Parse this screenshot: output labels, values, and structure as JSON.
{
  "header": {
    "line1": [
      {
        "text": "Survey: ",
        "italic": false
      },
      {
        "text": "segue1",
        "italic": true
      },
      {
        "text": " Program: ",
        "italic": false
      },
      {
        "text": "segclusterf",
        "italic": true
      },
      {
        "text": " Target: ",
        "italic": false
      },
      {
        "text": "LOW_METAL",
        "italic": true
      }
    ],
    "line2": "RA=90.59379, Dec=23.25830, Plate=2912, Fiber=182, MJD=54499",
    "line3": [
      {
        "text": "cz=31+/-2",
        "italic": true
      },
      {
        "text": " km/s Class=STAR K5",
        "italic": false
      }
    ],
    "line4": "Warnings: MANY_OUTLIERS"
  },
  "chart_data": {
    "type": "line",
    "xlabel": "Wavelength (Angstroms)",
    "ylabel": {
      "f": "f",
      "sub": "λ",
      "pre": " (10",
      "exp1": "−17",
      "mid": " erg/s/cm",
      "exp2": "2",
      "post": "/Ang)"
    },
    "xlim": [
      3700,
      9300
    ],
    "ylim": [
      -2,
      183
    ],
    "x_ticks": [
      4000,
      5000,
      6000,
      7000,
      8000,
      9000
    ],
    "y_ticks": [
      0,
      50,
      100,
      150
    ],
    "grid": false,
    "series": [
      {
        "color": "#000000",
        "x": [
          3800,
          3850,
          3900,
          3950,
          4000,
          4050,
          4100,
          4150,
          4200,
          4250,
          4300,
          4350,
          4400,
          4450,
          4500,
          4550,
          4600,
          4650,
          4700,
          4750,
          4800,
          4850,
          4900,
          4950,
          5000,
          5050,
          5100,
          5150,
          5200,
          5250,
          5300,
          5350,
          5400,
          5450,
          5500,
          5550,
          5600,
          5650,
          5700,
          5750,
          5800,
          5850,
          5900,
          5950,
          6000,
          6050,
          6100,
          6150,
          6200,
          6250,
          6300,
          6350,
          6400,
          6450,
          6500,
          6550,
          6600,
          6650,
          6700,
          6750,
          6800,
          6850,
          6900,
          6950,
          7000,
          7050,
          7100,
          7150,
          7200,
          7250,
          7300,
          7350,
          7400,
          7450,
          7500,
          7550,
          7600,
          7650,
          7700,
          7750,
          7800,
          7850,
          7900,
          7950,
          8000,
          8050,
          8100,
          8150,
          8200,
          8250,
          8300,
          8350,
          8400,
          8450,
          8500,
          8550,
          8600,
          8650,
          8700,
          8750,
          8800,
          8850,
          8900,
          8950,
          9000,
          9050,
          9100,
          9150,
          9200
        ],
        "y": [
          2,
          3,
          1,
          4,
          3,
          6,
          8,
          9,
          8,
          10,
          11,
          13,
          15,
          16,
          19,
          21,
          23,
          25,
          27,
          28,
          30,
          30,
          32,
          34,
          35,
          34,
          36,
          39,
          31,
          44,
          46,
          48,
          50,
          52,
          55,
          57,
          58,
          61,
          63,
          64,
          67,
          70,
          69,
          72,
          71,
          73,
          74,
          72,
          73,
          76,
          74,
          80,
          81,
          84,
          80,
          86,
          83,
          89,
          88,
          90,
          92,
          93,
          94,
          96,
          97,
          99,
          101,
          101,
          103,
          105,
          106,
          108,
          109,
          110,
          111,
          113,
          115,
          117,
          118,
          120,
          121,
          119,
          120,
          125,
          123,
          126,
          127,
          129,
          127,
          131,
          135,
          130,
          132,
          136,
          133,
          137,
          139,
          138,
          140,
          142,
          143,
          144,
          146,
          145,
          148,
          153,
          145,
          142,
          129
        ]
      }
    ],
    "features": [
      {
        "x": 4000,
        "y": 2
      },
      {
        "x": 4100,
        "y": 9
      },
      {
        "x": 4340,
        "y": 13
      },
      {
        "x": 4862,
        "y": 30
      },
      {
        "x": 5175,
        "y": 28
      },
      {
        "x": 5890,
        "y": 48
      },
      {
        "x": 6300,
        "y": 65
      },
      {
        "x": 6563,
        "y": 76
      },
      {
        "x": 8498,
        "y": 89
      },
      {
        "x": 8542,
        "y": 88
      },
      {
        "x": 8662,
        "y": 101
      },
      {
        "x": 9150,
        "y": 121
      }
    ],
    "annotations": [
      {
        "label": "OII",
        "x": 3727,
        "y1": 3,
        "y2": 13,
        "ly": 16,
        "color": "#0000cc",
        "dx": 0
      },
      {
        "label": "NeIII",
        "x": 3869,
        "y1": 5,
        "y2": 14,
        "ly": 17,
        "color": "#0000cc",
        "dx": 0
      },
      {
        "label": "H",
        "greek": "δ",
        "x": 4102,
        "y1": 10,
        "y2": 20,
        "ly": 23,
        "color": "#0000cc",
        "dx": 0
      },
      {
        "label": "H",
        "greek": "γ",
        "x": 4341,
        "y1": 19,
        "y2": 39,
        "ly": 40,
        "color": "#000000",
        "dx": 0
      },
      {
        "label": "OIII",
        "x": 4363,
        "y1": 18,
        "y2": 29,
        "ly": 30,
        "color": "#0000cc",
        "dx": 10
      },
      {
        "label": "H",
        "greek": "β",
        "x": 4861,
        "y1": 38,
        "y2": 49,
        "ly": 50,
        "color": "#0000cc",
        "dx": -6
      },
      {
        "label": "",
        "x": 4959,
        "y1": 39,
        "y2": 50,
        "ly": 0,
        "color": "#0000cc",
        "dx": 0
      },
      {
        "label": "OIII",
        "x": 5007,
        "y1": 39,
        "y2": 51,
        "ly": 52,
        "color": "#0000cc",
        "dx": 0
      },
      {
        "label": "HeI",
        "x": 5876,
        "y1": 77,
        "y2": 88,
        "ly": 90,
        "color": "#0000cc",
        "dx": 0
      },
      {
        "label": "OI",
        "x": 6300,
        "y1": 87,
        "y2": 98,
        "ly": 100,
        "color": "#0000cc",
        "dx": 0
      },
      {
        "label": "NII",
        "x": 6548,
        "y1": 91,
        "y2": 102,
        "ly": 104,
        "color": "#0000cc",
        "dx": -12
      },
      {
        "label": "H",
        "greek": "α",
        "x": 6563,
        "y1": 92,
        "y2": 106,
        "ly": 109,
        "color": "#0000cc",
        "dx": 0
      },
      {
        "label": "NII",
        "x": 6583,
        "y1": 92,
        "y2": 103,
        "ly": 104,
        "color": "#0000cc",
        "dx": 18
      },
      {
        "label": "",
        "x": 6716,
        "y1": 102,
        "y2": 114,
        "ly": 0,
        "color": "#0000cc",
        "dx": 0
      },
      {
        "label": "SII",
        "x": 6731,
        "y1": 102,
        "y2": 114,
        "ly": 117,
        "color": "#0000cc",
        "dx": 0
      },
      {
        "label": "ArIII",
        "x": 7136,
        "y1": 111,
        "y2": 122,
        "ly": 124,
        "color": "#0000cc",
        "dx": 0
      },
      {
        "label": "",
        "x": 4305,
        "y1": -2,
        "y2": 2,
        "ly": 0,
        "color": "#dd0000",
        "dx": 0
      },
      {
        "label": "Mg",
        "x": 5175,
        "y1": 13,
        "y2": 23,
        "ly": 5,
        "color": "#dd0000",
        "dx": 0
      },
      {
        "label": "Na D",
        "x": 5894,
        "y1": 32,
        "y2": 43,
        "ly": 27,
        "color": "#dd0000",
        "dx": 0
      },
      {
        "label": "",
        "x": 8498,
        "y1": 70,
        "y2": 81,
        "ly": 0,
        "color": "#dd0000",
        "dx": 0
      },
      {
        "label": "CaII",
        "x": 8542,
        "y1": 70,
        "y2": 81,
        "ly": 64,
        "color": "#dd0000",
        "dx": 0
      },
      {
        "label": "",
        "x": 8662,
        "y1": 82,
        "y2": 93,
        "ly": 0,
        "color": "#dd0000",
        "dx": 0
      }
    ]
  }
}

Problem requirements —
Quote all of the entries verbatim.

Task solution —
Parse this screenshot: output labels, values, and structure as JSON.
{
  "header": {
    "line1": [
      {
        "text": "Survey: ",
        "italic": false
      },
      {
        "text": "segue1",
        "italic": true
      },
      {
        "text": " Program: ",
        "italic": false
      },
      {
        "text": "segclusterf",
        "italic": true
      },
      {
        "text": " Target: ",
        "italic": false
      },
      {
        "text": "LOW_METAL",
        "italic": true
      }
    ],
    "line2": "RA=90.59379, Dec=23.25830, Plate=2912, Fiber=182, MJD=54499",
    "line3": [
      {
        "text": "cz=31+/-2",
        "italic": true
      },
      {
        "text": " km/s Class=STAR K5",
        "italic": false
      }
    ],
    "line4": "Warnings: MANY_OUTLIERS"
  },
  "chart_data": {
    "type": "line",
    "xlabel": "Wavelength (Angstroms)",
    "ylabel": {
      "f": "f",
      "sub": "λ",
      "pre": " (10",
      "exp1": "−17",
      "mid": " erg/s/cm",
      "exp2": "2",
      "post": "/Ang)"
    },
    "xlim": [
      3700,
      9300
    ],
    "ylim": [
      -2,
      183
    ],
    "x_ticks": [
      4000,
      5000,
      6000,
      7000,
      8000,
      9000
    ],
    "y_ticks": [
      0,
      50,
      100,
      150
    ],
    "grid": false,
    "series": [
      {
        "color": "#000000",
        "x": [
          3800,
          3850,
          3900,
          3950,
          4000,
          4050,
          4100,
          4150,
          4200,
          4250,
          4300,
          4350,
          4400,
          4450,
          4500,
          4550,
          4600,
          4650,
          4700,
          4750,
          4800,
          4850,
          4900,
          4950,
          5000,
          5050,
          5100,
          5150,
          5200,
          5250,
          5300,
          5350,
          5400,
          5450,
          5500,
          5550,
          5600,
          5650,
          5700,
          5750,
          5800,
          5850,
          5900,
          5950,
          6000,
          6050,
          6100,
          6150,
          6200,
          6250,
          6300,
          6350,
          6400,
          6450,
          6500,
          6550,
          6600,
          6650,
          6700,
          6750,
          6800,
          6850,
          6900,
          6950,
          7000,
          7050,
          7100,
          7150,
          7200,
          7250,
          7300,
          7350,
          7400,
          7450,
          7500,
          7550,
          7600,
          7650,
          7700,
          7750,
          7800,
          7850,
          7900,
          7950,
          8000,
          8050,
          8100,
          8150,
          8200,
          8250,
          8300,
          8350,
          8400,
          8450,
          8500,
          8550,
          8600,
          8650,
          8700,
          8750,
          8800,
          8850,
          8900,
          8950,
          9000,
          9050,
          9100,
          9150,
          9200
        ],
        "y": [
          2,
          3,
          1,
          4,
          3,
          6,
          8,
          9,
          8,
          10,
          11,
          13,
          15,
          16,
          19,
          21,
          23,
          25,
          27,
          28,
          30,
          30,
          32,
          34,
          35,
          34,
          36,
          39,
          31,
          44,
          46,
          48,
          50,
          52,
          55,
          57,
          58,
          61,
          63,
          64,
          67,
          70,
          69,
          72,
          71,
          73,
          74,
          72,
          73,
          76,
          74,
          80,
          81,
          84,
          80,
          86,
          83,
          89,
          88,
          90,
          92,
          93,
          94,
          96,
          97,
          99,
          101,
          101,
          103,
          105,
          106,
          108,
          109,
          110,
          111,
          113,
          115,
          117,
          118,
          120,
          121,
          119,
          120,
          125,
          123,
          126,
          127,
          129,
          127,
          131,
          135,
          130,
          132,
          136,
          133,
          137,
          139,
          138,
          140,
          142,
          143,
          144,
          146,
          145,
          148,
          153,
          145,
          142,
          129
        ]
      }
    ],
    "features": [
      {
        "x": 4000,
        "y": 2
      },
      {
        "x": 4100,
        "y": 9
      },
      {
        "x": 4340,
        "y": 13
      },
      {
        "x": 4862,
        "y": 30
      },
      {
        "x": 5175,
        "y": 28
      },
      {
        "x": 5890,
        "y": 48
      },
      {
        "x": 6300,
        "y": 65
      },
      {
        "x": 6563,
        "y": 76
      },
      {
        "x": 8498,
        "y": 89
      },
      {
        "x": 8542,
        "y": 88
      },
      {
        "x": 8662,
        "y": 101
      },
      {
        "x": 9150,
        "y": 121
      }
    ],
    "annotations": [
      {
        "label": "OII",
        "x": 3727,
        "y1": 3,
        "y2": 13,
        "ly": 16,
        "color": "#0000cc",
        "dx": 0
      },
      {
        "label": "NeIII",
        "x": 3869,
        "y1": 5,
        "y2": 14,
        "ly": 17,
        "color": "#0000cc",
        "dx": 0
      },
      {
        "label": "H",
        "greek": "δ",
        "x": 4102,
        "y1": 10,
        "y2": 20,
        "ly": 23,
        "color": "#0000cc",
        "dx": 0
      },
      {
        "label": "H",
        "greek": "γ",
        "x": 4341,
        "y1": 19,
        "y2": 39,
        "ly": 40,
        "color": "#000000",
        "dx": 0
      },
      {
        "label": "OIII",
        "x": 4363,
        "y1": 18,
        "y2": 29,
        "ly": 30,
        "color": "#0000cc",
        "dx": 10
      },
      {
        "label": "H",
        "greek": "β",
        "x": 4861,
        "y1": 38,
        "y2": 49,
        "ly": 50,
        "color": "#0000cc",
        "dx": -6
      },
      {
        "label": "",
        "x": 4959,
        "y1": 39,
        "y2": 50,
        "ly": 0,
        "color": "#0000cc",
        "dx": 0
      },
      {
        "label": "OIII",
        "x": 5007,
        "y1": 39,
        "y2": 51,
        "ly": 52,
        "color": "#0000cc",
        "dx": 0
      },
      {
        "label": "HeI",
        "x": 5876,
        "y1": 77,
        "y2": 88,
        "ly": 90,
        "color": "#0000cc",
        "dx": 0
      },
      {
        "label": "OI",
        "x": 6300,
        "y1": 87,
        "y2": 98,
        "ly": 100,
        "color": "#0000cc",
        "dx": 0
      },
      {
        "label": "NII",
        "x": 6548,
        "y1": 91,
        "y2": 102,
        "ly": 104,
        "color": "#0000cc",
        "dx": -12
      },
      {
        "label": "H",
        "greek": "α",
        "x": 6563,
        "y1": 92,
        "y2": 106,
        "ly": 109,
        "color": "#0000cc",
        "dx": 0
      },
      {
        "label": "NII",
        "x": 6583,
        "y1": 92,
        "y2": 103,
        "ly": 104,
        "color": "#0000cc",
        "dx": 18
      },
      {
        "label": "",
        "x": 6716,
        "y1": 102,
        "y2": 114,
        "ly": 0,
        "color": "#0000cc",
        "dx": 0
      },
      {
        "label": "SII",
        "x": 6731,
        "y1": 102,
        "y2": 114,
        "ly": 117,
        "color": "#0000cc",
        "dx": 0
      },
      {
        "label": "ArIII",
        "x": 7136,
        "y1": 111,
        "y2": 122,
        "ly": 124,
        "color": "#0000cc",
        "dx": 0
      },
      {
        "label": "",
        "x": 4305,
        "y1": -2,
        "y2": 2,
        "ly": 0,
        "color": "#dd0000",
        "dx": 0
      },
      {
        "label": "Mg",
        "x": 5175,
        "y1": 13,
        "y2": 23,
        "ly": 5,
        "color": "#dd0000",
        "dx": 0
      },
      {
        "label": "Na D",
        "x": 5894,
        "y1": 32,
        "y2": 43,
        "ly": 27,
        "color": "#dd0000",
        "dx": 0
      },
      {
        "label": "",
        "x": 8498,
        "y1": 70,
        "y2": 81,
        "ly": 0,
        "color": "#dd0000",
        "dx": 0
      },
      {
        "label": "CaII",
        "x": 8542,
        "y1": 70,
        "y2": 81,
        "ly": 64,
        "color": "#dd0000",
        "dx": 0
      },
      {
        "label": "",
        "x": 8662,
        "y1": 82,
        "y2": 93,
        "ly": 0,
        "color": "#dd0000",
        "dx": 0
      }
    ]
  }
}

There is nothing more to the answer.